━━━ DATA SECTION

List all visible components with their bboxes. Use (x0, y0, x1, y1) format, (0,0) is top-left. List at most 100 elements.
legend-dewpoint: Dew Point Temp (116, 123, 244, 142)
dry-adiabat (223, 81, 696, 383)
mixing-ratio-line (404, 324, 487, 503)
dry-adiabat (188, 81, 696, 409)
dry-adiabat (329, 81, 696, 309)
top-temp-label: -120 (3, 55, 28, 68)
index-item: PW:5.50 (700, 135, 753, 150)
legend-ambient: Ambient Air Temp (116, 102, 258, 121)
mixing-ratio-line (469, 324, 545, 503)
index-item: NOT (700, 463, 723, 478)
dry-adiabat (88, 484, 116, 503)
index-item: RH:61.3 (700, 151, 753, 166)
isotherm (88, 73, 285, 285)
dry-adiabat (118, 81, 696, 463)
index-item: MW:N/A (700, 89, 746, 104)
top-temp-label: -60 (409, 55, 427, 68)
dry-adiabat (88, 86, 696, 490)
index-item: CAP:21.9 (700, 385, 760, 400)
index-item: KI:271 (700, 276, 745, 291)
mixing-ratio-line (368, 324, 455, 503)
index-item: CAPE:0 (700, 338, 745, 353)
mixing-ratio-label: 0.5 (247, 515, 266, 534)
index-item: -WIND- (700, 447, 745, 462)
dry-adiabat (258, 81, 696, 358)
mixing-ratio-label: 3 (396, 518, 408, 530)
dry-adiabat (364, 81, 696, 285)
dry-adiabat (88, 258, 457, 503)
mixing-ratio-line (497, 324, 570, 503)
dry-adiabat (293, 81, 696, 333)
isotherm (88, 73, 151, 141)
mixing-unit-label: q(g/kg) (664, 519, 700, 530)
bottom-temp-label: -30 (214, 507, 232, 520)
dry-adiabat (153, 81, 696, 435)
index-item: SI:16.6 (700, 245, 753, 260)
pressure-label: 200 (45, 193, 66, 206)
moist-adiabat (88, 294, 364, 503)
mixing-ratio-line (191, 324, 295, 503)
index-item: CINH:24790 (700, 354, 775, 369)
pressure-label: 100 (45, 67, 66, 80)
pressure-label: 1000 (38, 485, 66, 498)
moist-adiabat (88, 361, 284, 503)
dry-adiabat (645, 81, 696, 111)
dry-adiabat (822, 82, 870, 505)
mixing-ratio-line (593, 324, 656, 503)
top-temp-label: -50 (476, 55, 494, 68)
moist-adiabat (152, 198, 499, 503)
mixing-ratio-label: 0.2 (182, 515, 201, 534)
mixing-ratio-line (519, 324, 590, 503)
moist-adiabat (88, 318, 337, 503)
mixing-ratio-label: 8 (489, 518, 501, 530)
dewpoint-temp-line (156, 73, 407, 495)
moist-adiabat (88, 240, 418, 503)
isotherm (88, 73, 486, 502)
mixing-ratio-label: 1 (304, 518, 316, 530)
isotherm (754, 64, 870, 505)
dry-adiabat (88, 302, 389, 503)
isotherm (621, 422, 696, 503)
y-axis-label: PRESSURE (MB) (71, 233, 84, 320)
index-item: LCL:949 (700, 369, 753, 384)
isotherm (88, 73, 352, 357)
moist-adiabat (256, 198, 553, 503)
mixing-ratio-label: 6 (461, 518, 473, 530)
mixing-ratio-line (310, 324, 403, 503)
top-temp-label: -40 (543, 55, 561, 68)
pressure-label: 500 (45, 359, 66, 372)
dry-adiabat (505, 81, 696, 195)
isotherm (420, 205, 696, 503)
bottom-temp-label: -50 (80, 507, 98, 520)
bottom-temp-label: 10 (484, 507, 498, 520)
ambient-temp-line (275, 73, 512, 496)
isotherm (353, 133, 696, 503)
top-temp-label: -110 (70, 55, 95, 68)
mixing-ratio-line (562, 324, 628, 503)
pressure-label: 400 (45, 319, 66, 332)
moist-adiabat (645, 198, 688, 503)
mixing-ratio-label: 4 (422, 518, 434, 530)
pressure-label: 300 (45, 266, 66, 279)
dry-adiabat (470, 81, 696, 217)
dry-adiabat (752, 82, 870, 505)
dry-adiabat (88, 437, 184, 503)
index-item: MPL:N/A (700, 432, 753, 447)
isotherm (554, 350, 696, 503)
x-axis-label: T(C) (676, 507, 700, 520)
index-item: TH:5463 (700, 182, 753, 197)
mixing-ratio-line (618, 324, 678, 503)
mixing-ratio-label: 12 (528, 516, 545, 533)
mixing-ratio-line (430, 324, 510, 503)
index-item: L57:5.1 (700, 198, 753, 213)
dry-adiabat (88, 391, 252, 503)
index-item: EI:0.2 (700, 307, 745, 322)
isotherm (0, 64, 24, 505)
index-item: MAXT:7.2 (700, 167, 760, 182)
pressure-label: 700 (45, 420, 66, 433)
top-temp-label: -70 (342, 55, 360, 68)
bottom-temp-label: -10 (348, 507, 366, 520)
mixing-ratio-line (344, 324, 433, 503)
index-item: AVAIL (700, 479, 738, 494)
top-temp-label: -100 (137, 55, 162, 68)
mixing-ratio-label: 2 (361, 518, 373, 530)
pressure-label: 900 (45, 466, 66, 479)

━━━━━━

TASK TO COMPLETE = Reproduce every line of the items above exactly as given.

REPLY =
List all visible components with their bboxes. Use (x0, y0, x1, y1) format, (0,0) is top-left. List at most 100 elements.
legend-dewpoint: Dew Point Temp (116, 123, 244, 142)
dry-adiabat (223, 81, 696, 383)
mixing-ratio-line (404, 324, 487, 503)
dry-adiabat (188, 81, 696, 409)
dry-adiabat (329, 81, 696, 309)
top-temp-label: -120 (3, 55, 28, 68)
index-item: PW:5.50 (700, 135, 753, 150)
legend-ambient: Ambient Air Temp (116, 102, 258, 121)
mixing-ratio-line (469, 324, 545, 503)
index-item: NOT (700, 463, 723, 478)
dry-adiabat (88, 484, 116, 503)
index-item: RH:61.3 (700, 151, 753, 166)
isotherm (88, 73, 285, 285)
dry-adiabat (118, 81, 696, 463)
index-item: MW:N/A (700, 89, 746, 104)
top-temp-label: -60 (409, 55, 427, 68)
dry-adiabat (88, 86, 696, 490)
index-item: CAP:21.9 (700, 385, 760, 400)
index-item: KI:271 (700, 276, 745, 291)
mixing-ratio-line (368, 324, 455, 503)
index-item: CAPE:0 (700, 338, 745, 353)
mixing-ratio-label: 0.5 (247, 515, 266, 534)
index-item: -WIND- (700, 447, 745, 462)
dry-adiabat (258, 81, 696, 358)
mixing-ratio-label: 3 (396, 518, 408, 530)
dry-adiabat (364, 81, 696, 285)
dry-adiabat (88, 258, 457, 503)
mixing-ratio-line (497, 324, 570, 503)
dry-adiabat (293, 81, 696, 333)
isotherm (88, 73, 151, 141)
mixing-unit-label: q(g/kg) (664, 519, 700, 530)
bottom-temp-label: -30 (214, 507, 232, 520)
dry-adiabat (153, 81, 696, 435)
index-item: SI:16.6 (700, 245, 753, 260)
pressure-label: 200 (45, 193, 66, 206)
moist-adiabat (88, 294, 364, 503)
mixing-ratio-line (191, 324, 295, 503)
index-item: CINH:24790 (700, 354, 775, 369)
pressure-label: 100 (45, 67, 66, 80)
pressure-label: 1000 (38, 485, 66, 498)
moist-adiabat (88, 361, 284, 503)
dry-adiabat (645, 81, 696, 111)
dry-adiabat (822, 82, 870, 505)
mixing-ratio-line (593, 324, 656, 503)
top-temp-label: -50 (476, 55, 494, 68)
moist-adiabat (152, 198, 499, 503)
mixing-ratio-label: 0.2 (182, 515, 201, 534)
mixing-ratio-line (519, 324, 590, 503)
moist-adiabat (88, 318, 337, 503)
mixing-ratio-label: 8 (489, 518, 501, 530)
dewpoint-temp-line (156, 73, 407, 495)
moist-adiabat (88, 240, 418, 503)
isotherm (88, 73, 486, 502)
mixing-ratio-label: 1 (304, 518, 316, 530)
isotherm (754, 64, 870, 505)
dry-adiabat (88, 302, 389, 503)
isotherm (621, 422, 696, 503)
y-axis-label: PRESSURE (MB) (71, 233, 84, 320)
index-item: LCL:949 (700, 369, 753, 384)
isotherm (88, 73, 352, 357)
moist-adiabat (256, 198, 553, 503)
mixing-ratio-label: 6 (461, 518, 473, 530)
mixing-ratio-line (310, 324, 403, 503)
top-temp-label: -40 (543, 55, 561, 68)
pressure-label: 500 (45, 359, 66, 372)
dry-adiabat (505, 81, 696, 195)
isotherm (420, 205, 696, 503)
bottom-temp-label: -50 (80, 507, 98, 520)
bottom-temp-label: 10 (484, 507, 498, 520)
ambient-temp-line (275, 73, 512, 496)
isotherm (353, 133, 696, 503)
top-temp-label: -110 (70, 55, 95, 68)
mixing-ratio-line (562, 324, 628, 503)
pressure-label: 400 (45, 319, 66, 332)
moist-adiabat (645, 198, 688, 503)
mixing-ratio-label: 4 (422, 518, 434, 530)
pressure-label: 300 (45, 266, 66, 279)
dry-adiabat (470, 81, 696, 217)
dry-adiabat (752, 82, 870, 505)
dry-adiabat (88, 437, 184, 503)
index-item: MPL:N/A (700, 432, 753, 447)
isotherm (554, 350, 696, 503)
x-axis-label: T(C) (676, 507, 700, 520)
index-item: TH:5463 (700, 182, 753, 197)
mixing-ratio-line (618, 324, 678, 503)
mixing-ratio-label: 12 (528, 516, 545, 533)
mixing-ratio-line (430, 324, 510, 503)
index-item: L57:5.1 (700, 198, 753, 213)
dry-adiabat (88, 391, 252, 503)
index-item: EI:0.2 (700, 307, 745, 322)
isotherm (0, 64, 24, 505)
index-item: MAXT:7.2 (700, 167, 760, 182)
pressure-label: 700 (45, 420, 66, 433)
top-temp-label: -70 (342, 55, 360, 68)
bottom-temp-label: -10 (348, 507, 366, 520)
mixing-ratio-line (344, 324, 433, 503)
index-item: AVAIL (700, 479, 738, 494)
top-temp-label: -100 (137, 55, 162, 68)
mixing-ratio-label: 2 (361, 518, 373, 530)
pressure-label: 900 (45, 466, 66, 479)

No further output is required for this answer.